Short problem: Put every line of the rows below into a Markdown table with the columns "No." and "Line," giving each line its own number and leaving out blank lines.

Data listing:
========================

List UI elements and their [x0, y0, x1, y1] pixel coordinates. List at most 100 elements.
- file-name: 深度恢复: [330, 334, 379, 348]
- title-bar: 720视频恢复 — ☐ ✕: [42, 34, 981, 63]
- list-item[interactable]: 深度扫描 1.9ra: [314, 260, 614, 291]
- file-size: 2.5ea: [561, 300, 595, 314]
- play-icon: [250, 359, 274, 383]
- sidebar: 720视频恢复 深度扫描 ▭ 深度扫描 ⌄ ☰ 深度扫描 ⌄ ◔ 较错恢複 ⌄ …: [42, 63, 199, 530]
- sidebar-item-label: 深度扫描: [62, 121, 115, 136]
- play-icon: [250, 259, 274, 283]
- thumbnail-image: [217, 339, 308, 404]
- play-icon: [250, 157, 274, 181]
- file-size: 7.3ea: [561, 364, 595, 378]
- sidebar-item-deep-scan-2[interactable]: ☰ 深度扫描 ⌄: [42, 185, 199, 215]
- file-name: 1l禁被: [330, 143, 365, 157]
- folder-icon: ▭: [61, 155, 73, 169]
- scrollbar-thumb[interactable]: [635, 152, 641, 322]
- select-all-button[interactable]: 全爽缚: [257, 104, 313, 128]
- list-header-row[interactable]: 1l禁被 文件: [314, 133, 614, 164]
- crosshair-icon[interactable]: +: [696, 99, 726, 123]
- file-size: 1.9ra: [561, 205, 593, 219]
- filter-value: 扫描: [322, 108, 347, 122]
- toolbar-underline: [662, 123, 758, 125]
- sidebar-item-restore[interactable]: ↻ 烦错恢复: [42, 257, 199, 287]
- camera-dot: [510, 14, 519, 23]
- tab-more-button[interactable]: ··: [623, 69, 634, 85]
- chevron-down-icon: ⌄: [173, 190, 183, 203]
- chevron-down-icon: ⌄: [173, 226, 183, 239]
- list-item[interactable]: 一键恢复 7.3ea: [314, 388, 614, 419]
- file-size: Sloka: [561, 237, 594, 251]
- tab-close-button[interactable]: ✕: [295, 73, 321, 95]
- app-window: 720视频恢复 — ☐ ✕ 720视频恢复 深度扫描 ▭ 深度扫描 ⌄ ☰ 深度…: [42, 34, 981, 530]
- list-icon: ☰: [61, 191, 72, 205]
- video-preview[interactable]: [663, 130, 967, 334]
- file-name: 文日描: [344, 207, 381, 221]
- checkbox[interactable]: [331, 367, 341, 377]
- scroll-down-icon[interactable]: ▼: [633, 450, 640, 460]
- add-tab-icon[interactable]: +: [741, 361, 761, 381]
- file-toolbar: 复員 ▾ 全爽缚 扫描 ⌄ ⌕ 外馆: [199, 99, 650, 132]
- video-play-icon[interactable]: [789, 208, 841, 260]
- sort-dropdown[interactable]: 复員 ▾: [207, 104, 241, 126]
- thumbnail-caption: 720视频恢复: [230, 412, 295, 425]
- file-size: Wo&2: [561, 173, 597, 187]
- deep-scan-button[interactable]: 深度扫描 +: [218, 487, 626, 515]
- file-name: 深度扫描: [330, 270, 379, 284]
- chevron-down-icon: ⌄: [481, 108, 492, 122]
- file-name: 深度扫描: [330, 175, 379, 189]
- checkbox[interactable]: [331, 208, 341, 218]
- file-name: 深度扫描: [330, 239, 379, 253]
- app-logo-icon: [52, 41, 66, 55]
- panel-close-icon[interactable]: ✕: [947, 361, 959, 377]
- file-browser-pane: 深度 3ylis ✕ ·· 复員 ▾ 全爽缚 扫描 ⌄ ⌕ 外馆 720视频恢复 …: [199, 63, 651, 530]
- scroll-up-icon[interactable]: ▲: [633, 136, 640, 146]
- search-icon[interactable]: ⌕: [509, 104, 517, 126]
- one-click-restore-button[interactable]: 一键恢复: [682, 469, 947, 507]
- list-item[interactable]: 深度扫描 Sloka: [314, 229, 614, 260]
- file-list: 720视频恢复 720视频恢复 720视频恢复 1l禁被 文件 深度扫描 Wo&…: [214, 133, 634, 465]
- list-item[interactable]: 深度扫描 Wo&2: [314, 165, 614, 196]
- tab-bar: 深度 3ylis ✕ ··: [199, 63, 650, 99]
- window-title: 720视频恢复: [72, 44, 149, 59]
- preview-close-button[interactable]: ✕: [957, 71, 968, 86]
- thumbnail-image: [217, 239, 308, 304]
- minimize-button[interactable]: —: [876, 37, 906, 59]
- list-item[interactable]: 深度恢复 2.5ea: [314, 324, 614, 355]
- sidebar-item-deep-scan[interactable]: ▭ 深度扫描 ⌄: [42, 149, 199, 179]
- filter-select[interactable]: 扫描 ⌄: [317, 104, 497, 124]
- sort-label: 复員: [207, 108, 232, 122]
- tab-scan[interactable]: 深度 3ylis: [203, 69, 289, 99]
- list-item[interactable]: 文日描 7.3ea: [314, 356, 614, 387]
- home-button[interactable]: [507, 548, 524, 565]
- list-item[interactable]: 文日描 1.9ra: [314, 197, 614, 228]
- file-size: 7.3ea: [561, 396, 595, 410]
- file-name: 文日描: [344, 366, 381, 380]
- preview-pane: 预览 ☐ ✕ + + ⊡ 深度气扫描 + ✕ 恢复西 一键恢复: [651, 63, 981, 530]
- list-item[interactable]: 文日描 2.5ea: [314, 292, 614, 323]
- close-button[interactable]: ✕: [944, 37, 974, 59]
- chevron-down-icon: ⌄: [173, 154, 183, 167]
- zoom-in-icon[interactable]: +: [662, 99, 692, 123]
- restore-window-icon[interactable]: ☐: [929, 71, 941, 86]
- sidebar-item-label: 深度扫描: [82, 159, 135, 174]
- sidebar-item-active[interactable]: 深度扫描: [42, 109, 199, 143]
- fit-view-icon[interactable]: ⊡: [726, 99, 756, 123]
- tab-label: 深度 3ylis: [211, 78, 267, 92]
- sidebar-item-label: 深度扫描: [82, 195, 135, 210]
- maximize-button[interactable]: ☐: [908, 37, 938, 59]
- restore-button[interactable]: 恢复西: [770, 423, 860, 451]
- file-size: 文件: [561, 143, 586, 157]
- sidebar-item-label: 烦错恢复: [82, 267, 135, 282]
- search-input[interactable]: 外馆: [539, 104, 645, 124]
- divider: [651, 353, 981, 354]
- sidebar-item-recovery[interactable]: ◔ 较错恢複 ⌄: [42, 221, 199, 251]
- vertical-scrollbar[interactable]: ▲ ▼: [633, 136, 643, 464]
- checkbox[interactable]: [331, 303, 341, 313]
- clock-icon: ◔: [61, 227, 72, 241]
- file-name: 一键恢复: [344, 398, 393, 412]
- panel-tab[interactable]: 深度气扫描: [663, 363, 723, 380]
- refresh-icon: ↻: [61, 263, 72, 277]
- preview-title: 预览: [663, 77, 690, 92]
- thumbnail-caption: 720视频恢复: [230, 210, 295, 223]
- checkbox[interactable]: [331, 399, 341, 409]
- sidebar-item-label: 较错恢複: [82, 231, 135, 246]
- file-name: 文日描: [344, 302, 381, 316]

========================

Solved problem:
| No. | Line |
|---|---|
| 1 | List UI elements and their [x0, y0, x1, y1] pixel coordinates. List at most 100 elements. |
| 2 | - file-name: 深度恢复: [330, 334, 379, 348] |
| 3 | - title-bar: 720视频恢复 — ☐ ✕: [42, 34, 981, 63] |
| 4 | - list-item[interactable]: 深度扫描 1.9ra: [314, 260, 614, 291] |
| 5 | - file-size: 2.5ea: [561, 300, 595, 314] |
| 6 | - play-icon: [250, 359, 274, 383] |
| 7 | - sidebar: 720视频恢复 深度扫描 ▭ 深度扫描 ⌄ ☰ 深度扫描 ⌄ ◔ 较错恢複 ⌄ …: [42, 63, 199, 530] |
| 8 | - sidebar-item-label: 深度扫描: [62, 121, 115, 136] |
| 9 | - play-icon: [250, 259, 274, 283] |
| 10 | - thumbnail-image: [217, 339, 308, 404] |
| 11 | - play-icon: [250, 157, 274, 181] |
| 12 | - file-size: 7.3ea: [561, 364, 595, 378] |
| 13 | - sidebar-item-deep-scan-2[interactable]: ☰ 深度扫描 ⌄: [42, 185, 199, 215] |
| 14 | - file-name: 1l禁被: [330, 143, 365, 157] |
| 15 | - folder-icon: ▭: [61, 155, 73, 169] |
| 16 | - scrollbar-thumb[interactable]: [635, 152, 641, 322] |
| 17 | - select-all-button[interactable]: 全爽缚: [257, 104, 313, 128] |
| 18 | - list-header-row[interactable]: 1l禁被 文件: [314, 133, 614, 164] |
| 19 | - crosshair-icon[interactable]: +: [696, 99, 726, 123] |
| 20 | - file-size: 1.9ra: [561, 205, 593, 219] |
| 21 | - filter-value: 扫描: [322, 108, 347, 122] |
| 22 | - toolbar-underline: [662, 123, 758, 125] |
| 23 | - sidebar-item-restore[interactable]: ↻ 烦错恢复: [42, 257, 199, 287] |
| 24 | - camera-dot: [510, 14, 519, 23] |
| 25 | - tab-more-button[interactable]: ··: [623, 69, 634, 85] |
| 26 | - chevron-down-icon: ⌄: [173, 190, 183, 203] |
| 27 | - chevron-down-icon: ⌄: [173, 226, 183, 239] |
| 28 | - list-item[interactable]: 一键恢复 7.3ea: [314, 388, 614, 419] |
| 29 | - file-size: Sloka: [561, 237, 594, 251] |
| 30 | - tab-close-button[interactable]: ✕: [295, 73, 321, 95] |
| 31 | - app-window: 720视频恢复 — ☐ ✕ 720视频恢复 深度扫描 ▭ 深度扫描 ⌄ ☰ 深度…: [42, 34, 981, 530] |
| 32 | - list-icon: ☰: [61, 191, 72, 205] |
| 33 | - video-preview[interactable]: [663, 130, 967, 334] |
| 34 | - file-name: 文日描: [344, 207, 381, 221] |
| 35 | - checkbox[interactable]: [331, 367, 341, 377] |
| 36 | - scroll-down-icon[interactable]: ▼: [633, 450, 640, 460] |
| 37 | - add-tab-icon[interactable]: +: [741, 361, 761, 381] |
| 38 | - file-toolbar: 复員 ▾ 全爽缚 扫描 ⌄ ⌕ 外馆: [199, 99, 650, 132] |
| 39 | - video-play-icon[interactable]: [789, 208, 841, 260] |
| 40 | - sort-dropdown[interactable]: 复員 ▾: [207, 104, 241, 126] |
| 41 | - thumbnail-caption: 720视频恢复: [230, 412, 295, 425] |
| 42 | - file-size: Wo&2: [561, 173, 597, 187] |
| 43 | - deep-scan-button[interactable]: 深度扫描 +: [218, 487, 626, 515] |
| 44 | - file-name: 深度扫描: [330, 270, 379, 284] |
| 45 | - chevron-down-icon: ⌄: [481, 108, 492, 122] |
| 46 | - file-name: 深度扫描: [330, 175, 379, 189] |
| 47 | - checkbox[interactable]: [331, 208, 341, 218] |
| 48 | - file-name: 深度扫描: [330, 239, 379, 253] |
| 49 | - app-logo-icon: [52, 41, 66, 55] |
| 50 | - panel-close-icon[interactable]: ✕: [947, 361, 959, 377] |
| 51 | - file-browser-pane: 深度 3ylis ✕ ·· 复員 ▾ 全爽缚 扫描 ⌄ ⌕ 外馆 720视频恢复 …: [199, 63, 651, 530] |
| 52 | - scroll-up-icon[interactable]: ▲: [633, 136, 640, 146] |
| 53 | - search-icon[interactable]: ⌕: [509, 104, 517, 126] |
| 54 | - one-click-restore-button[interactable]: 一键恢复: [682, 469, 947, 507] |
| 55 | - list-item[interactable]: 深度扫描 Sloka: [314, 229, 614, 260] |
| 56 | - file-list: 720视频恢复 720视频恢复 720视频恢复 1l禁被 文件 深度扫描 Wo&…: [214, 133, 634, 465] |
| 57 | - list-item[interactable]: 深度扫描 Wo&2: [314, 165, 614, 196] |
| 58 | - tab-bar: 深度 3ylis ✕ ··: [199, 63, 650, 99] |
| 59 | - window-title: 720视频恢复: [72, 44, 149, 59] |
| 60 | - preview-close-button[interactable]: ✕: [957, 71, 968, 86] |
| 61 | - thumbnail-image: [217, 239, 308, 304] |
| 62 | - minimize-button[interactable]: —: [876, 37, 906, 59] |
| 63 | - list-item[interactable]: 深度恢复 2.5ea: [314, 324, 614, 355] |
| 64 | - sidebar-item-deep-scan[interactable]: ▭ 深度扫描 ⌄: [42, 149, 199, 179] |
| 65 | - filter-select[interactable]: 扫描 ⌄: [317, 104, 497, 124] |
| 66 | - sort-label: 复員: [207, 108, 232, 122] |
| 67 | - tab-scan[interactable]: 深度 3ylis: [203, 69, 289, 99] |
| 68 | - list-item[interactable]: 文日描 7.3ea: [314, 356, 614, 387] |
| 69 | - home-button[interactable]: [507, 548, 524, 565] |
| 70 | - list-item[interactable]: 文日描 1.9ra: [314, 197, 614, 228] |
| 71 | - file-size: 7.3ea: [561, 396, 595, 410] |
| 72 | - file-name: 文日描: [344, 366, 381, 380] |
| 73 | - preview-pane: 预览 ☐ ✕ + + ⊡ 深度气扫描 + ✕ 恢复西 一键恢复: [651, 63, 981, 530] |
| 74 | - list-item[interactable]: 文日描 2.5ea: [314, 292, 614, 323] |
| 75 | - close-button[interactable]: ✕: [944, 37, 974, 59] |
| 76 | - chevron-down-icon: ⌄: [173, 154, 183, 167] |
| 77 | - zoom-in-icon[interactable]: +: [662, 99, 692, 123] |
| 78 | - restore-window-icon[interactable]: ☐: [929, 71, 941, 86] |
| 79 | - sidebar-item-label: 深度扫描: [82, 159, 135, 174] |
| 80 | - sidebar-item-active[interactable]: 深度扫描: [42, 109, 199, 143] |
| 81 | - fit-view-icon[interactable]: ⊡: [726, 99, 756, 123] |
| 82 | - tab-label: 深度 3ylis: [211, 78, 267, 92] |
| 83 | - sidebar-item-label: 深度扫描: [82, 195, 135, 210] |
| 84 | - maximize-button[interactable]: ☐: [908, 37, 938, 59] |
| 85 | - restore-button[interactable]: 恢复西: [770, 423, 860, 451] |
| 86 | - file-size: 文件: [561, 143, 586, 157] |
| 87 | - sidebar-item-label: 烦错恢复: [82, 267, 135, 282] |
| 88 | - search-input[interactable]: 外馆: [539, 104, 645, 124] |
| 89 | - divider: [651, 353, 981, 354] |
| 90 | - sidebar-item-recovery[interactable]: ◔ 较错恢複 ⌄: [42, 221, 199, 251] |
| 91 | - vertical-scrollbar[interactable]: ▲ ▼: [633, 136, 643, 464] |
| 92 | - checkbox[interactable]: [331, 303, 341, 313] |
| 93 | - clock-icon: ◔: [61, 227, 72, 241] |
| 94 | - file-name: 一键恢复: [344, 398, 393, 412] |
| 95 | - panel-tab[interactable]: 深度气扫描: [663, 363, 723, 380] |
| 96 | - refresh-icon: ↻: [61, 263, 72, 277] |
| 97 | - preview-title: 预览: [663, 77, 690, 92] |
| 98 | - thumbnail-caption: 720视频恢复: [230, 210, 295, 223] |
| 99 | - checkbox[interactable]: [331, 399, 341, 409] |
| 100 | - sidebar-item-label: 较错恢複: [82, 231, 135, 246] |
| 101 | - file-name: 文日描: [344, 302, 381, 316] |